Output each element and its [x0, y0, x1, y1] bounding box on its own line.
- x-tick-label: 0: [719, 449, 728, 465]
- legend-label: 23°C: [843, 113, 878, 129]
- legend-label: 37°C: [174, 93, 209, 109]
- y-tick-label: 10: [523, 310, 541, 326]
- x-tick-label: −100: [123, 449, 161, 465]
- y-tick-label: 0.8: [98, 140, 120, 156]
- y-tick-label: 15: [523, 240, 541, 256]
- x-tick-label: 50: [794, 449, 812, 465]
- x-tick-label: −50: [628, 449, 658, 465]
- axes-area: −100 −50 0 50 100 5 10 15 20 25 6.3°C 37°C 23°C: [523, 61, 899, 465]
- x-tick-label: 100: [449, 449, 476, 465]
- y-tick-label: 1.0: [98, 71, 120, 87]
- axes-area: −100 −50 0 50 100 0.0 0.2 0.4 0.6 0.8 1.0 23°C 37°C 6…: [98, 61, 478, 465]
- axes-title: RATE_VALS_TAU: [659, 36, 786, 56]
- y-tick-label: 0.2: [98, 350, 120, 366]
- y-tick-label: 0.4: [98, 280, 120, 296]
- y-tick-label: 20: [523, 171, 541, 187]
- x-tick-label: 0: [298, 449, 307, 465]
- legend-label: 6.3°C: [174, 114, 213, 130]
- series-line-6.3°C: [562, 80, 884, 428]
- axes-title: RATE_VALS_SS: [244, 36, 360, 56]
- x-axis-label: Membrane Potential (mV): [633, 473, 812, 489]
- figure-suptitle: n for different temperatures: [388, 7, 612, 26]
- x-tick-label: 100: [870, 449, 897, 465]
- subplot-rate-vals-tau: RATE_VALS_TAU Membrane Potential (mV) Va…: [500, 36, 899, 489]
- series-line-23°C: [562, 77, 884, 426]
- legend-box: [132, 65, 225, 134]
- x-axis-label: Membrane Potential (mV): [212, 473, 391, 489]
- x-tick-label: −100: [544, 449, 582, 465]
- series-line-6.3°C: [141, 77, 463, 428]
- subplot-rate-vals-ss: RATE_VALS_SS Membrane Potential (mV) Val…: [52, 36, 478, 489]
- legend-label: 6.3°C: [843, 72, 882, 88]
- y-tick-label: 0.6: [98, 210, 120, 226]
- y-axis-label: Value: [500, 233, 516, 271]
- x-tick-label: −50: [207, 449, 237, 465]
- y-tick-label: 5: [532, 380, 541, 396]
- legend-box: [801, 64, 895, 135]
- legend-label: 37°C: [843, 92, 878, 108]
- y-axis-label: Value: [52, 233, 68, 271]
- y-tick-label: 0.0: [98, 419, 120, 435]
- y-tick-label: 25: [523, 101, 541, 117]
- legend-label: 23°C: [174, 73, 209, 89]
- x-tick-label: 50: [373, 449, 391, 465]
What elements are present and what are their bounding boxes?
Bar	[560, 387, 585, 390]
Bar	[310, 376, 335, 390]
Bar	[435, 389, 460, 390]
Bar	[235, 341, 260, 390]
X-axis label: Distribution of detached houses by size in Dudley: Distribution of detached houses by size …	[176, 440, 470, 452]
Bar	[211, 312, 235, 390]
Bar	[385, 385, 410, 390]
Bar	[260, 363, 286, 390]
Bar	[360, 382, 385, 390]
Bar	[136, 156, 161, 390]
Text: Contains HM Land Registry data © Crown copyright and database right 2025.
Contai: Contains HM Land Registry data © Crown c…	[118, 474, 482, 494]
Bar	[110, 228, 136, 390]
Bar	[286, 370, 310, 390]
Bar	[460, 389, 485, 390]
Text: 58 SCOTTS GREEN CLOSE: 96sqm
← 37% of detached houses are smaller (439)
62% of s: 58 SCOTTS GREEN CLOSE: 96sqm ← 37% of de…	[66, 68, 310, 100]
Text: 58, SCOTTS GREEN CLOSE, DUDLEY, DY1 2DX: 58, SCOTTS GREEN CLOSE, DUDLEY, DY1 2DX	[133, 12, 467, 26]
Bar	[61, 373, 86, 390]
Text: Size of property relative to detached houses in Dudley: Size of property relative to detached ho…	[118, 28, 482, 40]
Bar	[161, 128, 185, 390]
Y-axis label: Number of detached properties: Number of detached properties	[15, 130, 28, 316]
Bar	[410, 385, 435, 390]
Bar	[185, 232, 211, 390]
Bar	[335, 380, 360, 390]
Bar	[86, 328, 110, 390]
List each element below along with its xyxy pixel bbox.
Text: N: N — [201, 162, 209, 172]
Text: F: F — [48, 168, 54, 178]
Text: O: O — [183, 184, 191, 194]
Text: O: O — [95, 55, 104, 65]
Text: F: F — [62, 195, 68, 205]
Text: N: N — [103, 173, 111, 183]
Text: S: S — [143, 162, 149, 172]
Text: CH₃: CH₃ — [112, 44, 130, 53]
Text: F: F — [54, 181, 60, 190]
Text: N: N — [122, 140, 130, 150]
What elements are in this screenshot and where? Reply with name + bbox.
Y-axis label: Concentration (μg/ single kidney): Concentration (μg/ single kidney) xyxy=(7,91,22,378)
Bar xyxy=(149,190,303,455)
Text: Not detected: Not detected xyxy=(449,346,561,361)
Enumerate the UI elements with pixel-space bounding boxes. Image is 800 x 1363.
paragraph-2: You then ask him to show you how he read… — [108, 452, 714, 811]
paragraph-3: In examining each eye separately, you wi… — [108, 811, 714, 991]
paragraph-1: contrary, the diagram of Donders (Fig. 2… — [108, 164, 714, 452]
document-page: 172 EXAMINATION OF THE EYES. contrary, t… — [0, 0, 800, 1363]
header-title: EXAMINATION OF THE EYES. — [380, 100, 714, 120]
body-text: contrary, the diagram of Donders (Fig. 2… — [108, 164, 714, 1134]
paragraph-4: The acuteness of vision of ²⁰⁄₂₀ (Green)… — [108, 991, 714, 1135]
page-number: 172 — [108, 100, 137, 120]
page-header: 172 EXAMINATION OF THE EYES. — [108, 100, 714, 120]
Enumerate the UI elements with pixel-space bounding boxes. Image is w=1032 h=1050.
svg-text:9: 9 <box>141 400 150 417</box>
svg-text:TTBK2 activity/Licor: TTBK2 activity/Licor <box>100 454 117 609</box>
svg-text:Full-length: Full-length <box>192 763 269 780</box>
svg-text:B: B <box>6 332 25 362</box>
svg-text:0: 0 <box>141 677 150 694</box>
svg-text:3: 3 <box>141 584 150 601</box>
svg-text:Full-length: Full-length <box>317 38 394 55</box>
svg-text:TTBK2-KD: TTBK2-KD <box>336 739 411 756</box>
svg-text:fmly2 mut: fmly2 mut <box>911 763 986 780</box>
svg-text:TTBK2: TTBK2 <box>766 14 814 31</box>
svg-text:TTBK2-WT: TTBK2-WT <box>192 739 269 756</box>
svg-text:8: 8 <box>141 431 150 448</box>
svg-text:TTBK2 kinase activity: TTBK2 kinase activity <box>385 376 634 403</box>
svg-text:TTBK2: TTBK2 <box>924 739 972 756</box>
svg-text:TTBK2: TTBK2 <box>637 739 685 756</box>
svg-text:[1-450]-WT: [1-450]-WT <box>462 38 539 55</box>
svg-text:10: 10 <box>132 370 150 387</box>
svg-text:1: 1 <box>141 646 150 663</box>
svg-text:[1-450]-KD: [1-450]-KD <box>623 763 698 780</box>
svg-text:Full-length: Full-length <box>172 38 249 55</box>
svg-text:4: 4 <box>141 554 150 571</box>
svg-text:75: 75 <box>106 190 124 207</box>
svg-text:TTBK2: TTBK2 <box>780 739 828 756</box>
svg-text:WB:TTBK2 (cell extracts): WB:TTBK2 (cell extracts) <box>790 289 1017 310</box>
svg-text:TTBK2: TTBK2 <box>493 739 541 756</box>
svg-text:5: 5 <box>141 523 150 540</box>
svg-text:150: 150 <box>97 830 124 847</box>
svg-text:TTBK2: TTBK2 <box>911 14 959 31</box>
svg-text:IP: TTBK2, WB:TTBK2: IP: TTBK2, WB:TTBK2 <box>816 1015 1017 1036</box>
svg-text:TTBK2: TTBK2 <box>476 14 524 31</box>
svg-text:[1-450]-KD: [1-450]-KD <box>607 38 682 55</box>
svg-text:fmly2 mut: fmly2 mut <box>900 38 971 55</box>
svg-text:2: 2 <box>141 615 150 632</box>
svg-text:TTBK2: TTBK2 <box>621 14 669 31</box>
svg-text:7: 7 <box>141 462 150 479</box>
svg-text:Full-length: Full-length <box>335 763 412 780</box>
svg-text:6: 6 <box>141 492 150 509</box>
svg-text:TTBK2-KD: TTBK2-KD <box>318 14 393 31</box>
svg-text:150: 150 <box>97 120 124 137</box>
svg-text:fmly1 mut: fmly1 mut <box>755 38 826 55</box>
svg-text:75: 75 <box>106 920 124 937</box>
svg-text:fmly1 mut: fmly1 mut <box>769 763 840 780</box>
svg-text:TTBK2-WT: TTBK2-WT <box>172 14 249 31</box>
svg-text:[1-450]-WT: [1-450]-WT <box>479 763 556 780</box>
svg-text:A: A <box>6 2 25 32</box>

============

## [EXERCISE PROMPT]
Reproduce the lines word for word, starting with the first line of the records and ending with the line that contains "- axes-area: −100 −50 0 50 100 5", including both of those lines.

## [TASK RESPONSE]
Output each element and its [x0, y0, x1, y1] bounding box on its own line.
- x-tick-label: 0: [719, 449, 728, 465]
- legend-label: 23°C: [843, 113, 878, 129]
- legend-label: 37°C: [174, 93, 209, 109]
- y-tick-label: 10: [523, 310, 541, 326]
- x-tick-label: −100: [123, 449, 161, 465]
- y-tick-label: 0.8: [98, 140, 120, 156]
- y-tick-label: 15: [523, 240, 541, 256]
- x-tick-label: 50: [794, 449, 812, 465]
- x-tick-label: −50: [628, 449, 658, 465]
- axes-area: −100 −50 0 50 100 5 10 15 20 25 6.3°C 37°C 23°C: [523, 61, 899, 465]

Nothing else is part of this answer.